La publication des « Triomphes » de Pétrarque par les éditions Diane de Selliers, avec des illustrations du vitrail de l’église Saint-Pierre-ès-Liens à Ervy-le-Châtel, dans l’Aube, constitue un événement, tant par la beauté du livre et la traduction inédite de Jean-Yves Masson que par les éclairages sensibles et savants de Paule Amblard ou de Flavie Vincent-Petit.

PÉTRARQUE

Les Triomphes

Traduction de l’italien, notes et préface de Jean-Yves Masson

Direction scientifique de l’iconographie et introduction de Flavie Vincent-Petit

Introduction et commentaires des œuvres de Paule Amblard

Photographies de Christophe Deschanel

Éditions Diane de Selliers, 2018, 336 p., 195 €

La publication des « Triomphes » de Pétrarque par les éditions Diane de Selliers, avec des illustrations du vitrail de l’église Saint-Pierre-ès-Liens à Ervy-le-Châtel, dans l’Aube, constitue un événement, tant par la beauté du livre et la traduction inédite de Jean-Yves Masson que par les éclairages sensibles et savants de Paule Amblard ou de Flavie Vincent-Petit.

----

→ À faire: Selon le texte sélectionné, dans quelle église se trouve le vitrail qui illustre cette édition des « Triomphes » de Pétrarque ?

→ Lignes de données:

----

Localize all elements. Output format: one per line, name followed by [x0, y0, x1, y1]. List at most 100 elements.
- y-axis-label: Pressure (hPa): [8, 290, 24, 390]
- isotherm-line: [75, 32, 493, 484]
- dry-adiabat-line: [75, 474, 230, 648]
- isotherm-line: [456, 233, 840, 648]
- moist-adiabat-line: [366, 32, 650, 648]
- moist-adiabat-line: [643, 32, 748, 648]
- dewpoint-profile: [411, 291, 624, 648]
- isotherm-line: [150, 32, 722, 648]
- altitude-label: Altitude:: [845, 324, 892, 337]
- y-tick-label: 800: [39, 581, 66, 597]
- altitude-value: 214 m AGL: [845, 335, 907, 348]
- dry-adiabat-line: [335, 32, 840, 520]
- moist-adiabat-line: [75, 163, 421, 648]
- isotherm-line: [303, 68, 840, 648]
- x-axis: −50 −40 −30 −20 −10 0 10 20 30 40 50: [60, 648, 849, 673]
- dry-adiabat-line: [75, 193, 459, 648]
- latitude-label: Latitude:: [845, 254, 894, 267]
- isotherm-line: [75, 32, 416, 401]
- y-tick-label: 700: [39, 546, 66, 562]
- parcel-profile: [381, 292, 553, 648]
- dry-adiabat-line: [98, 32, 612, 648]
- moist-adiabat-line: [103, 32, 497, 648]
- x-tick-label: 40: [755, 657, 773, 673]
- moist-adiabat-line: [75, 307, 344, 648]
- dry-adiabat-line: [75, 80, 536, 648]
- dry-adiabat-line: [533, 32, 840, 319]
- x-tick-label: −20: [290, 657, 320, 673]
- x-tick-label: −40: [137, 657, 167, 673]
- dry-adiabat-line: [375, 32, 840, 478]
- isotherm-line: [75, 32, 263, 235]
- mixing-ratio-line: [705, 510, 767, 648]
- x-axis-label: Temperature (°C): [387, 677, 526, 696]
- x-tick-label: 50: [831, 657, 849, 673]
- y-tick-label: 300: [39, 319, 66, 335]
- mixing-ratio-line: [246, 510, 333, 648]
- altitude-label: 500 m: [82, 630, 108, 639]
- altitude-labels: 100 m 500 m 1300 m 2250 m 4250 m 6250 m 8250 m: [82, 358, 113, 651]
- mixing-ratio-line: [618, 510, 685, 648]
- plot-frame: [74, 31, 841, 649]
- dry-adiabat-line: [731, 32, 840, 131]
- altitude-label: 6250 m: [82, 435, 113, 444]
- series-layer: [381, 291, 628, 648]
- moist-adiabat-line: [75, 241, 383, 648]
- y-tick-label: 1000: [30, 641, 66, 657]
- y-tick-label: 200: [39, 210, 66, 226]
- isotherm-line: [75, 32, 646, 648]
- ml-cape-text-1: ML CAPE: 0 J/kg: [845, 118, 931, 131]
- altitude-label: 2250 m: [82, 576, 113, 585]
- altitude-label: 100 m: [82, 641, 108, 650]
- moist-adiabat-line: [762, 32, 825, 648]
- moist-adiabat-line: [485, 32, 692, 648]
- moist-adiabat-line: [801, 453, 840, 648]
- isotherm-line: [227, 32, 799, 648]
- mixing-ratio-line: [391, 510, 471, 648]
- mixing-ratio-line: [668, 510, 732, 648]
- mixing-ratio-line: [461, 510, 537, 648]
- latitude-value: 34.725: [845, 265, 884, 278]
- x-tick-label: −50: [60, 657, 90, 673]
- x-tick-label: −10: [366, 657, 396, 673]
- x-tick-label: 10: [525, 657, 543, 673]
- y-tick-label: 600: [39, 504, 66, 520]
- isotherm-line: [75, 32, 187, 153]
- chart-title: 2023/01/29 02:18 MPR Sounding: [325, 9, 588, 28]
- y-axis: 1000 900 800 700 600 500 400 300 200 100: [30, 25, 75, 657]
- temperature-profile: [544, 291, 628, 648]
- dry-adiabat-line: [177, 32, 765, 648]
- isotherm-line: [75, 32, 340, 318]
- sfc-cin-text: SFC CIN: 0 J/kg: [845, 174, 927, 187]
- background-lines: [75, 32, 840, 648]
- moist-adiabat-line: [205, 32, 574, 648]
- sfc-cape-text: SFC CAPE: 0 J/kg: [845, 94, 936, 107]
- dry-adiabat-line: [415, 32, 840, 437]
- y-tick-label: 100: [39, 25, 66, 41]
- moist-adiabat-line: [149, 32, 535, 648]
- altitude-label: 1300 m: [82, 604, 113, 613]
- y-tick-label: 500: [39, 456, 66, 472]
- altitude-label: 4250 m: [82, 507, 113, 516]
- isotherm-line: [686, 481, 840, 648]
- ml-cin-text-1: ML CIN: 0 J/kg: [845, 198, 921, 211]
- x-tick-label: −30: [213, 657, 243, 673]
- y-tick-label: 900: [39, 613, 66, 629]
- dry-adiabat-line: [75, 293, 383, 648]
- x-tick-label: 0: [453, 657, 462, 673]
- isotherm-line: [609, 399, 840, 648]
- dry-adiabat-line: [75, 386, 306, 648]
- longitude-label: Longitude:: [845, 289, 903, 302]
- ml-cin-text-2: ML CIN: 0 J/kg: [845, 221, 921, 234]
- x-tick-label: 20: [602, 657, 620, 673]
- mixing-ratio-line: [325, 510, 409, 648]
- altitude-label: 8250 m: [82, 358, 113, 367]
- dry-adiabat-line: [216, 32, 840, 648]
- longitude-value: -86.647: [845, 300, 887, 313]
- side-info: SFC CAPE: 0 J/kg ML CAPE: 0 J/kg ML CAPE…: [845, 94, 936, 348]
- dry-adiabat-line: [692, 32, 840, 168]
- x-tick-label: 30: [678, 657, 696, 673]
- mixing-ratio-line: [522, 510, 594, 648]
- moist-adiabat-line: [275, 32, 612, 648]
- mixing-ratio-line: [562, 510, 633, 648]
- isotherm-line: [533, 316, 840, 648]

----

→ Réponse attendue: Dans l'église Saint-Pierre-ès-Liens, à Ervy-le-Châtel, dans l'Aube.